* [Set problem] Return the whole listing, line for line, without the pictures in it.

* [Provided data]
- - -

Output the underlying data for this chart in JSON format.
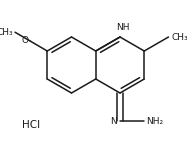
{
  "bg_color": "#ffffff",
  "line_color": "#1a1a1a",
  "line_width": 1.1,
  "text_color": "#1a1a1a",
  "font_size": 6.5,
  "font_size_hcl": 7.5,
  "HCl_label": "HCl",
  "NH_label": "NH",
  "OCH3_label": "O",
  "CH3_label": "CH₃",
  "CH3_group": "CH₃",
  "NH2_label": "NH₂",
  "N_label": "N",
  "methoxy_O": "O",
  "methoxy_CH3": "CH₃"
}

- - -

* [Worked answer]
Output the underlying data for this chart in JSON format.
{
  "bg_color": "#ffffff",
  "line_color": "#1a1a1a",
  "line_width": 1.1,
  "text_color": "#1a1a1a",
  "font_size": 6.5,
  "font_size_hcl": 7.5,
  "HCl_label": "HCl",
  "NH_label": "NH",
  "OCH3_label": "O",
  "CH3_label": "CH₃",
  "CH3_group": "CH₃",
  "NH2_label": "NH₂",
  "N_label": "N",
  "methoxy_O": "O",
  "methoxy_CH3": "CH₃"
}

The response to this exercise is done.